§ **REQUIRED WORK**: State how many lines in these records contain the word "data", and nothing else.
───
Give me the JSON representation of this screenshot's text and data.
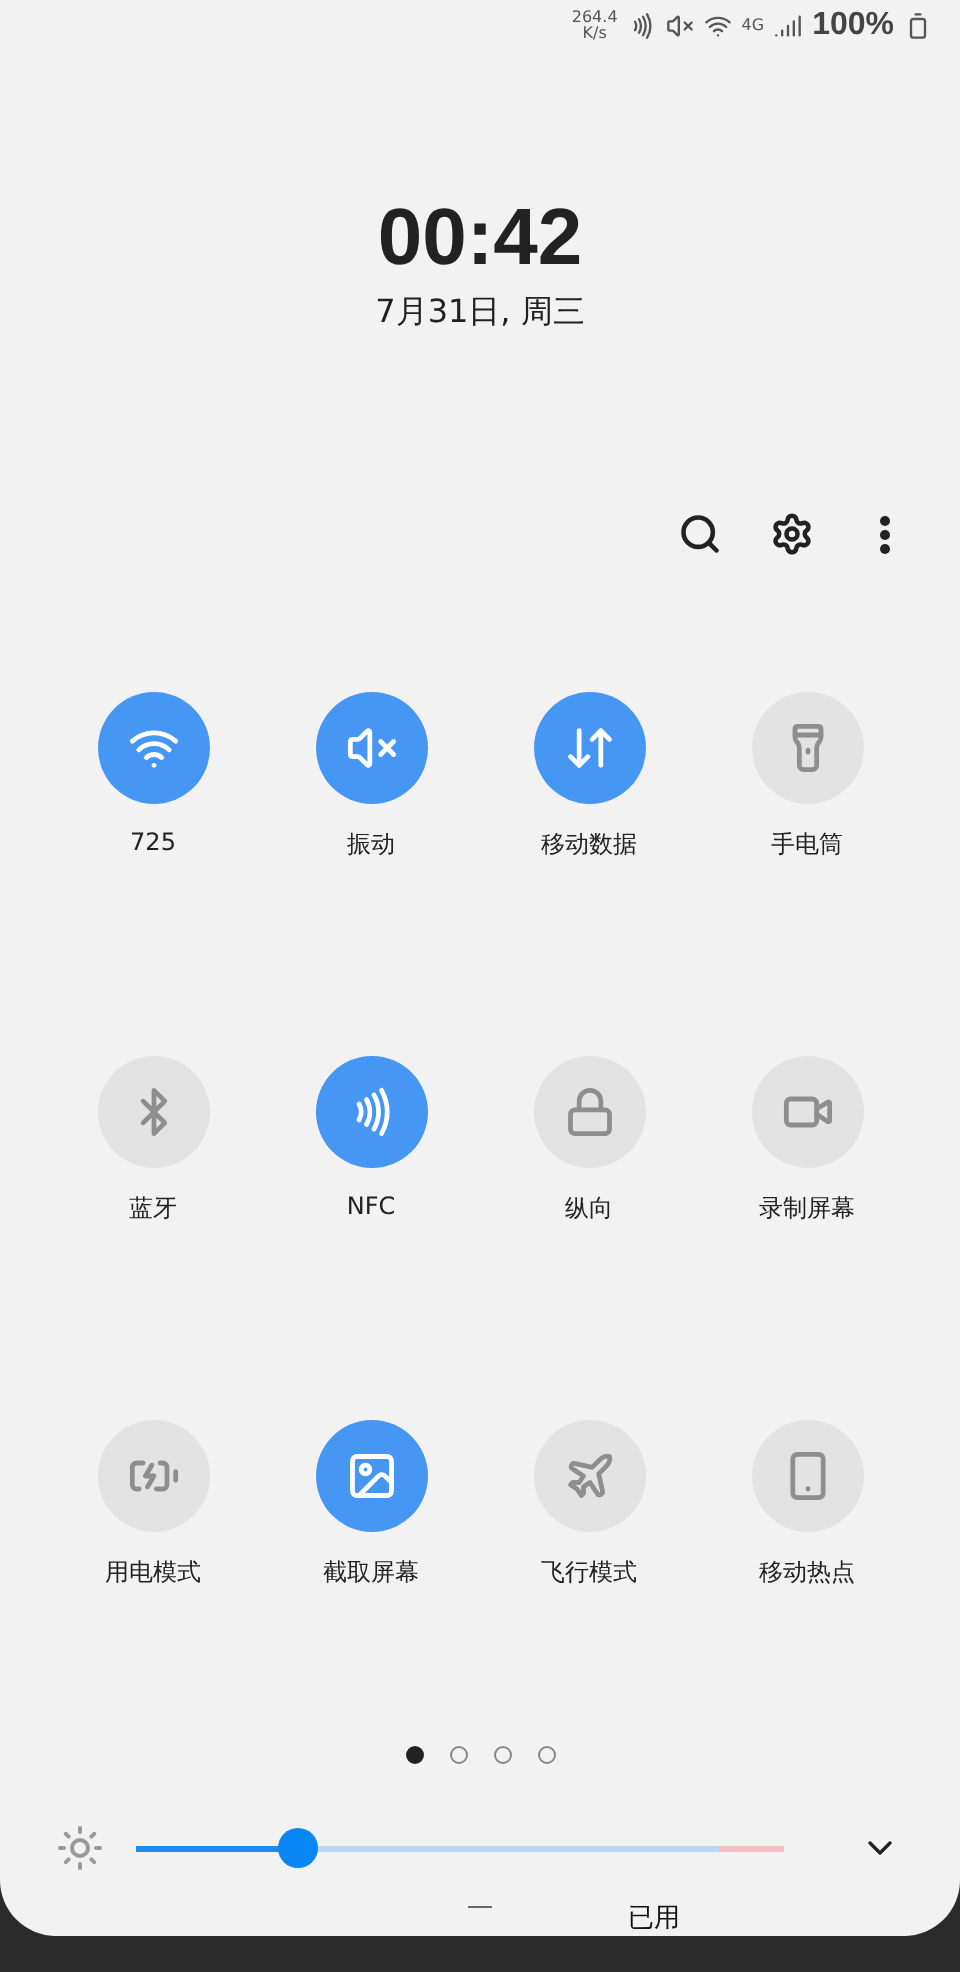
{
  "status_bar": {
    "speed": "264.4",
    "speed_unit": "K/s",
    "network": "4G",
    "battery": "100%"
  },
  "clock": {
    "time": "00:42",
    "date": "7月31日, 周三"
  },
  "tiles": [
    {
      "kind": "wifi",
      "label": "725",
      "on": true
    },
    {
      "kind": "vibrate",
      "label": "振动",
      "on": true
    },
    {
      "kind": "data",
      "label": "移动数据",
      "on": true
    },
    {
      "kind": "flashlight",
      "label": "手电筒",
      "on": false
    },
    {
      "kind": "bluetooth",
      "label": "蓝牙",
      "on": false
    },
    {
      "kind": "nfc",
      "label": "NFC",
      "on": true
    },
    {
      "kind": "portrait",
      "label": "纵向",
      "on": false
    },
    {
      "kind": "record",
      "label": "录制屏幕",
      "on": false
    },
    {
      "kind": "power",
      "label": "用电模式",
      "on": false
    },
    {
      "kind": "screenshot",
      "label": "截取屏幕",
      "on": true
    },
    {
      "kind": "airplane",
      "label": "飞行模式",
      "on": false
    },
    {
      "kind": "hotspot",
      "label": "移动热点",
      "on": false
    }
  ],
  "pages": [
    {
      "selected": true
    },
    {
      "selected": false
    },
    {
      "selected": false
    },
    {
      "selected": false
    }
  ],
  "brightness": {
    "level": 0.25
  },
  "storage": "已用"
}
───
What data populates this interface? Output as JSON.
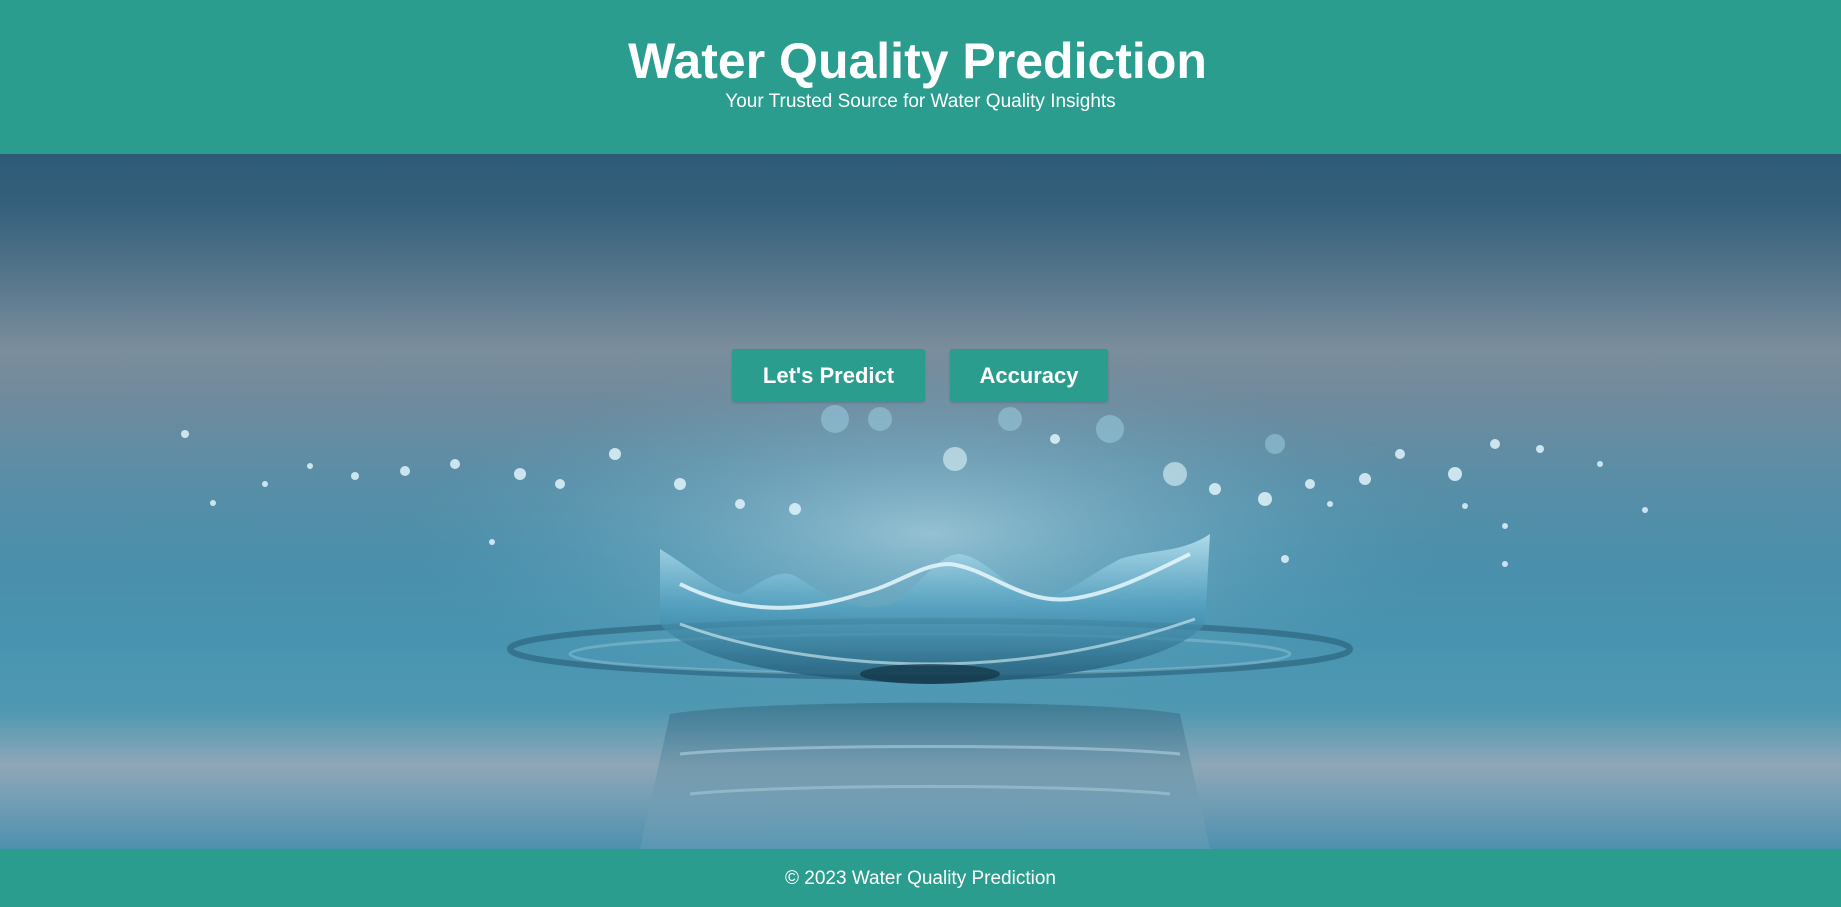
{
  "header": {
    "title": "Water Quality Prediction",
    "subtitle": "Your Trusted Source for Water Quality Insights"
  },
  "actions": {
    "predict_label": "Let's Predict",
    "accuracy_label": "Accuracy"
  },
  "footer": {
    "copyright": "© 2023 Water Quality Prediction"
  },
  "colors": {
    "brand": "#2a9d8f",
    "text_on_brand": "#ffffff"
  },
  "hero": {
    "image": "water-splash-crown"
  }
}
───
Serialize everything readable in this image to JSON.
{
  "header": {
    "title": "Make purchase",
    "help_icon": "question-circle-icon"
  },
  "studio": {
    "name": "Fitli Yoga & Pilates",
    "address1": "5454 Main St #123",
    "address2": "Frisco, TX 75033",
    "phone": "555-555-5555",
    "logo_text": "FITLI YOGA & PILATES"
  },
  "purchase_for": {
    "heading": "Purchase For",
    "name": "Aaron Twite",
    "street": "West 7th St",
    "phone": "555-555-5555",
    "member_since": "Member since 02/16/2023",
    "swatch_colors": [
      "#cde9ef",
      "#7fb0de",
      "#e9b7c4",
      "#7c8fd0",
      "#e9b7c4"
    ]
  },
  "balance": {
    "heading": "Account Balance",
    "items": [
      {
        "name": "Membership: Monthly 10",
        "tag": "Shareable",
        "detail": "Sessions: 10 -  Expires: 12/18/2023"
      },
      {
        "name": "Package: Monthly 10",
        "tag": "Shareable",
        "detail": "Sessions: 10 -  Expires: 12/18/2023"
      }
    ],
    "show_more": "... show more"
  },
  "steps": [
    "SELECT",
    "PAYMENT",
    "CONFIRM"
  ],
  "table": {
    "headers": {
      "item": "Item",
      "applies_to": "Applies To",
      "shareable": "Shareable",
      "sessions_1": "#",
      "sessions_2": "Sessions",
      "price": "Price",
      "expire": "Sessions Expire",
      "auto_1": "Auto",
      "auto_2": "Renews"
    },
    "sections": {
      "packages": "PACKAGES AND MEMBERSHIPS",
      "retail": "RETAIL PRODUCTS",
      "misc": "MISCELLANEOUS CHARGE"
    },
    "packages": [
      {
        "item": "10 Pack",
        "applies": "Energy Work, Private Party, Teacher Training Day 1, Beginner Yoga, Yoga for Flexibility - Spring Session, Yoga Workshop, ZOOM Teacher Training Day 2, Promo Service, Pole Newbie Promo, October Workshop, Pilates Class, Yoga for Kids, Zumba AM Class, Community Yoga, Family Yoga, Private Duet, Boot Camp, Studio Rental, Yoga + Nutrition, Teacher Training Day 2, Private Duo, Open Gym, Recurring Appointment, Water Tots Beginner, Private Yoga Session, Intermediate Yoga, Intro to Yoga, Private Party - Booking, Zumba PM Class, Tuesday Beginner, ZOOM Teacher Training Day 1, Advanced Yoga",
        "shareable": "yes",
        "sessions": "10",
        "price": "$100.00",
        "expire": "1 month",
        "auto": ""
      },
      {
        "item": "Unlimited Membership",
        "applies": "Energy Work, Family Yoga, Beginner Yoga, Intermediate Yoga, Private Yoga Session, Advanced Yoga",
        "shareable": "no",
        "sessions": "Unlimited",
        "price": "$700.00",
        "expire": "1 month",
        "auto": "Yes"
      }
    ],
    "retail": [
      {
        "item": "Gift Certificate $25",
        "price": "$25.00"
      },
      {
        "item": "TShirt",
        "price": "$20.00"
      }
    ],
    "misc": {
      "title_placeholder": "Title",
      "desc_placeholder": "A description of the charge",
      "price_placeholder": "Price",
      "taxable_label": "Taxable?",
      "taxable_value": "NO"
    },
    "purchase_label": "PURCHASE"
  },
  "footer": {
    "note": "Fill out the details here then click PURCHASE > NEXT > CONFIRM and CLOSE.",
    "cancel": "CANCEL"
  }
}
───
§ **THE RESPONSE**: 3